▶ **Entries provided**
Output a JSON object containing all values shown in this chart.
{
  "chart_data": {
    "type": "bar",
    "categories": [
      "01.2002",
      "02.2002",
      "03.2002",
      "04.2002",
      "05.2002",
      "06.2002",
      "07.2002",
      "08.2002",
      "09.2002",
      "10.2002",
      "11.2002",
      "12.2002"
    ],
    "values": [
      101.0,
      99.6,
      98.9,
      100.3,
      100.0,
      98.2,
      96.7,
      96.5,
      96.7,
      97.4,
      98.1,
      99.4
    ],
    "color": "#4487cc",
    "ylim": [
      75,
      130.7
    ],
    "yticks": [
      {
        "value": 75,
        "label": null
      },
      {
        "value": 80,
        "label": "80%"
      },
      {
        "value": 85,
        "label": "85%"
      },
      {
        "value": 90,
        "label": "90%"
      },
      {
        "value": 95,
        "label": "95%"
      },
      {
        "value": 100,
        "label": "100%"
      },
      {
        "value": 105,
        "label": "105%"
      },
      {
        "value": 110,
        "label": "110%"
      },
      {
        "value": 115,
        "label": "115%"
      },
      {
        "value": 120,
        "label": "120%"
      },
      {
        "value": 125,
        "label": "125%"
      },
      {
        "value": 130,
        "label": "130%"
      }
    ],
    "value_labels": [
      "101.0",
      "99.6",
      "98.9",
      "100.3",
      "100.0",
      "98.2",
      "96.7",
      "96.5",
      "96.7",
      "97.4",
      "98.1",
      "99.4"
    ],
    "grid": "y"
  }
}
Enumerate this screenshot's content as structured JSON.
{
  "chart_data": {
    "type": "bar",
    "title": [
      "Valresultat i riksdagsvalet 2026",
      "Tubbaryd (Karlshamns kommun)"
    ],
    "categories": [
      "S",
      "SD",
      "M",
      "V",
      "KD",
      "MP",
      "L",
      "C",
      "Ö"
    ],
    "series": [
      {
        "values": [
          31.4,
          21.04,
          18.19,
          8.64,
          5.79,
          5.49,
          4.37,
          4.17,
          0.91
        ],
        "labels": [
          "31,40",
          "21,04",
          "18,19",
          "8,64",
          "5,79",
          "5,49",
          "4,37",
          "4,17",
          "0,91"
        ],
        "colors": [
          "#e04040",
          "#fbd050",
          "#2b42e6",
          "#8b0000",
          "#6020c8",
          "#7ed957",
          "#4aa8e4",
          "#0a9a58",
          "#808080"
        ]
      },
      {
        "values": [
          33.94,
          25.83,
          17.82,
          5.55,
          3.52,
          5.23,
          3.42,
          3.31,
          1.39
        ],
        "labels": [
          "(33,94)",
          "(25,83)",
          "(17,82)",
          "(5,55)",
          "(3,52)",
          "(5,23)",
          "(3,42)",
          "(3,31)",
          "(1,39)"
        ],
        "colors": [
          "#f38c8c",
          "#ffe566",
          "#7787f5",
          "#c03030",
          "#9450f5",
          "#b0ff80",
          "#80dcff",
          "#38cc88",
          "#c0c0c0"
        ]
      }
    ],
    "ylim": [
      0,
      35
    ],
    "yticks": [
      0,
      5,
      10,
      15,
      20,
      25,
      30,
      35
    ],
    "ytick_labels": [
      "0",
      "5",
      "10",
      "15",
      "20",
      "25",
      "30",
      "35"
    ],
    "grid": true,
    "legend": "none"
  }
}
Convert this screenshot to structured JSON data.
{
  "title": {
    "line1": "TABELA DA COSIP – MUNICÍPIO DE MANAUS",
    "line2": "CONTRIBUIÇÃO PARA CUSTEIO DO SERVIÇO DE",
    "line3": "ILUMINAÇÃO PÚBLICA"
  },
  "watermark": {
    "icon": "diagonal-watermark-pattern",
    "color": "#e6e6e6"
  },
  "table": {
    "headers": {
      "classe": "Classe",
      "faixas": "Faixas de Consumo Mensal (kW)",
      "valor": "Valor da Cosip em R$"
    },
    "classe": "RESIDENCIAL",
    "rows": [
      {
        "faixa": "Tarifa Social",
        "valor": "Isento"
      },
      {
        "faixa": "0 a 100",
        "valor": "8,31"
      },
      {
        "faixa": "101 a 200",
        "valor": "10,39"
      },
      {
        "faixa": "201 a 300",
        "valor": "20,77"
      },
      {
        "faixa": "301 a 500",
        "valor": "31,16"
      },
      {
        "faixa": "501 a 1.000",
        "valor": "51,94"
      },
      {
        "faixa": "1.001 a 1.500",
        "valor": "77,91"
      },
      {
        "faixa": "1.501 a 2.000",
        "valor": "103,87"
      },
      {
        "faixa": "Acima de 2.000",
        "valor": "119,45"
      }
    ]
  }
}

▶ **Given task**
List all lines in the material containing the string "JSON".

▶ **Exercise result**
Output a JSON object containing all values shown in this chart.
Enumerate this screenshot's content as structured JSON.
Convert this screenshot to structured JSON data.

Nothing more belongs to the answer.